## SHORT EXERCISE
Sift the material for lines containing "JSON", and return them.

## ENTRIES SHOWN
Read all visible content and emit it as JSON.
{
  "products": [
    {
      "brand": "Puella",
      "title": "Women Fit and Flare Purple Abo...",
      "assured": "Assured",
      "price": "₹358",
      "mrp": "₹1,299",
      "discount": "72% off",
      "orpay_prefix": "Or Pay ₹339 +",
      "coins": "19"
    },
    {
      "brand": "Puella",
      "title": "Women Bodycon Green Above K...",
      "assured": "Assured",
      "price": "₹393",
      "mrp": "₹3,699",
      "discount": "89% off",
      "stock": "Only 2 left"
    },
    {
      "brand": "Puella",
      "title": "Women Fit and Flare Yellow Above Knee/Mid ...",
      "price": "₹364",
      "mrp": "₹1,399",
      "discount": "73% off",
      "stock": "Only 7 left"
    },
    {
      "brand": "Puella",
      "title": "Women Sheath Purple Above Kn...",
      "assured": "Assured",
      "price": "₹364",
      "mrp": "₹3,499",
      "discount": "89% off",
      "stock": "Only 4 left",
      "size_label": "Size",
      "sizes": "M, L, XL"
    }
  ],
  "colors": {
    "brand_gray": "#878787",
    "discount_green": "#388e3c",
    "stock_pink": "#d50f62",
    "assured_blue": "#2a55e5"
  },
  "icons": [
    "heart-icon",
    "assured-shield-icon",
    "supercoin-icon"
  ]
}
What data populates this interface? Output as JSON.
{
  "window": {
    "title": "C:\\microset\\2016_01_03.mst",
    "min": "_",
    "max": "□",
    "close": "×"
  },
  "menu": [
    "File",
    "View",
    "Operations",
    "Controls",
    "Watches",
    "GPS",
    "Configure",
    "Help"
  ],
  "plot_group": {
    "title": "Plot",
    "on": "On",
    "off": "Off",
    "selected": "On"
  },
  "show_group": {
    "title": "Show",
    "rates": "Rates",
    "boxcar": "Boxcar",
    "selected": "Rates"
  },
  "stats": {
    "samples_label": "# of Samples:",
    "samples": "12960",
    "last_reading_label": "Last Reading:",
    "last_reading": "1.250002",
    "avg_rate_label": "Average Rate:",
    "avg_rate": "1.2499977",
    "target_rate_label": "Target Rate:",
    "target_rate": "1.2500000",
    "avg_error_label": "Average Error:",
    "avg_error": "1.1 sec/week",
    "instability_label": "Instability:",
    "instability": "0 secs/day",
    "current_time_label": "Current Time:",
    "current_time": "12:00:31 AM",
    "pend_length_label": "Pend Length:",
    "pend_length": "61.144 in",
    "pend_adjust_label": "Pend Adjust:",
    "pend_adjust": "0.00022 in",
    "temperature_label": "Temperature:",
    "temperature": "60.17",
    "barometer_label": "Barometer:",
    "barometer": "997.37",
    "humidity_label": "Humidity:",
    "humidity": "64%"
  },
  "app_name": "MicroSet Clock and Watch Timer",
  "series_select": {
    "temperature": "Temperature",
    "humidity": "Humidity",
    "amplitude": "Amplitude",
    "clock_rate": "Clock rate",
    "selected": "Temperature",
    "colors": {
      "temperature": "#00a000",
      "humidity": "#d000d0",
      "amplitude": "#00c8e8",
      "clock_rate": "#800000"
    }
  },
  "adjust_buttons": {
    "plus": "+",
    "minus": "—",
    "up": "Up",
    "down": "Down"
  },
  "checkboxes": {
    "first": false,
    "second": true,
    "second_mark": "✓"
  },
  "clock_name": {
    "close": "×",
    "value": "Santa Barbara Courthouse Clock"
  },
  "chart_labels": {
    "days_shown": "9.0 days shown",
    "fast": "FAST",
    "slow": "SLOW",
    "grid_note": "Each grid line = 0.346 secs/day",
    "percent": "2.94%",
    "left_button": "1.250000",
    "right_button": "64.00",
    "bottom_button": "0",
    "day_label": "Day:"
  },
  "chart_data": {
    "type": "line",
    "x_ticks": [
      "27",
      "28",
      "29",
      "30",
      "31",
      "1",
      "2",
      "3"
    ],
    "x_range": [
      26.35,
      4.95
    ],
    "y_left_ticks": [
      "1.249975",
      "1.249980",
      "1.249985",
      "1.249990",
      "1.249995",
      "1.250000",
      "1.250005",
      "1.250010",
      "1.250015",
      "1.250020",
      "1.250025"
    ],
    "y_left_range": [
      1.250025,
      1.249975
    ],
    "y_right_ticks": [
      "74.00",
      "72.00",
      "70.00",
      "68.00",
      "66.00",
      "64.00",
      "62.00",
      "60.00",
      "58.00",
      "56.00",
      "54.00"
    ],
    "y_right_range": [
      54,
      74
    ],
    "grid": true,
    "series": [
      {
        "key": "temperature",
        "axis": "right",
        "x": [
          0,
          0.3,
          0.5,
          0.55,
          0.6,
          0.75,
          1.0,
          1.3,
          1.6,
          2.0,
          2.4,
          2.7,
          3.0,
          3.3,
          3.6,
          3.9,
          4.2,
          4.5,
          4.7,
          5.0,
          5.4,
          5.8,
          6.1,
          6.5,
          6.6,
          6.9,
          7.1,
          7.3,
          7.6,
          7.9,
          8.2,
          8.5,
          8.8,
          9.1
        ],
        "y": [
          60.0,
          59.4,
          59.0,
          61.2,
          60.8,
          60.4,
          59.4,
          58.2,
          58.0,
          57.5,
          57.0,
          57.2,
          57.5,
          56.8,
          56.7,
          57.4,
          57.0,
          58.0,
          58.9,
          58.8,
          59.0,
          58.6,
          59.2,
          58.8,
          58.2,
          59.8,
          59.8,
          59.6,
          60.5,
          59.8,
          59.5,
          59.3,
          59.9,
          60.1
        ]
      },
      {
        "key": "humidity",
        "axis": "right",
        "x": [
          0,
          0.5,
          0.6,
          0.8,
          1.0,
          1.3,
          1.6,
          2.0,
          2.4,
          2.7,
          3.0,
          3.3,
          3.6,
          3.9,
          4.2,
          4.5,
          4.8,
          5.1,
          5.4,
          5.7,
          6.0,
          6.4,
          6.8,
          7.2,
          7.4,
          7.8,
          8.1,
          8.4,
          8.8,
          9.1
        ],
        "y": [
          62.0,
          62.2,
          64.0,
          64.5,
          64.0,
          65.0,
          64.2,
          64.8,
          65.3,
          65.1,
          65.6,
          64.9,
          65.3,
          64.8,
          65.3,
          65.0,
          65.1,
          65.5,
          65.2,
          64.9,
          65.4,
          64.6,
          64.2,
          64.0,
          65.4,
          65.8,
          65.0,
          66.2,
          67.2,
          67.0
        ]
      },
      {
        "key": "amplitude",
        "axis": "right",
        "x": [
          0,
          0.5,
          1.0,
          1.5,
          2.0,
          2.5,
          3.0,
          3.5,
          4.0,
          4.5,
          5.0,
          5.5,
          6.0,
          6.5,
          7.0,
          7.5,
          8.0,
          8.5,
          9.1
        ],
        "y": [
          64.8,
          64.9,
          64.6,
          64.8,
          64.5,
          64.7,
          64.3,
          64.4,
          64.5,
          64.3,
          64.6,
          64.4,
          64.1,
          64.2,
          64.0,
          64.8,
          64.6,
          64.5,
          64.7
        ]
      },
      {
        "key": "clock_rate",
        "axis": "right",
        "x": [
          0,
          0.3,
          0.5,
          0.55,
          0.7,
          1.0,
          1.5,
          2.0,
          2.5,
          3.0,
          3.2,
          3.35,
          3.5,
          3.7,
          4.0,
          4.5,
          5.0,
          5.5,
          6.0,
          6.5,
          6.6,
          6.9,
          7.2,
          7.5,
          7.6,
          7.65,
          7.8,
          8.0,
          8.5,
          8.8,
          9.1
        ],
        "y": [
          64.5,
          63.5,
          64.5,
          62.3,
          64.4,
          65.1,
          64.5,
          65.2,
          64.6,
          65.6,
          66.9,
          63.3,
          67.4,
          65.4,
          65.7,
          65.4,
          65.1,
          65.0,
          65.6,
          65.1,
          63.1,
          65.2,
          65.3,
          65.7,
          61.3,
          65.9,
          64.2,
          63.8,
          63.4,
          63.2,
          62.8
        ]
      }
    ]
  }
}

## FINISHED TASK
Read all visible content and emit it as JSON.
What data populates this interface? Output as JSON.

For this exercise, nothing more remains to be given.